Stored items
-- START --

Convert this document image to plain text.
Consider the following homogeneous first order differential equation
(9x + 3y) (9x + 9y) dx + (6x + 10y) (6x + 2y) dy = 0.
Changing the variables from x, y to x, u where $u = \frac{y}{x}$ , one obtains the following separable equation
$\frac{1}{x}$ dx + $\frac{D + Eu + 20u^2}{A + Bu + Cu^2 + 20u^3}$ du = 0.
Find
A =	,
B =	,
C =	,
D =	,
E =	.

-- END --

* _Aim_
Copy out all the entries shown above, character for character.

* _Finished exercise_
Convert this document image to plain text.
Consider the following homogeneous first order differential equation
(9x + 3y) (9x + 9y) dx + (6x + 10y) (6x + 2y) dy = 0.
Changing the variables from x, y to x, u where $u = \frac{y}{x}$ , one obtains the following separable equation
$\frac{1}{x}$ dx + $\frac{D + Eu + 20u^2}{A + Bu + Cu^2 + 20u^3}$ du = 0.
Find
A =	,
B =	,
C =	,
D =	,
E =	.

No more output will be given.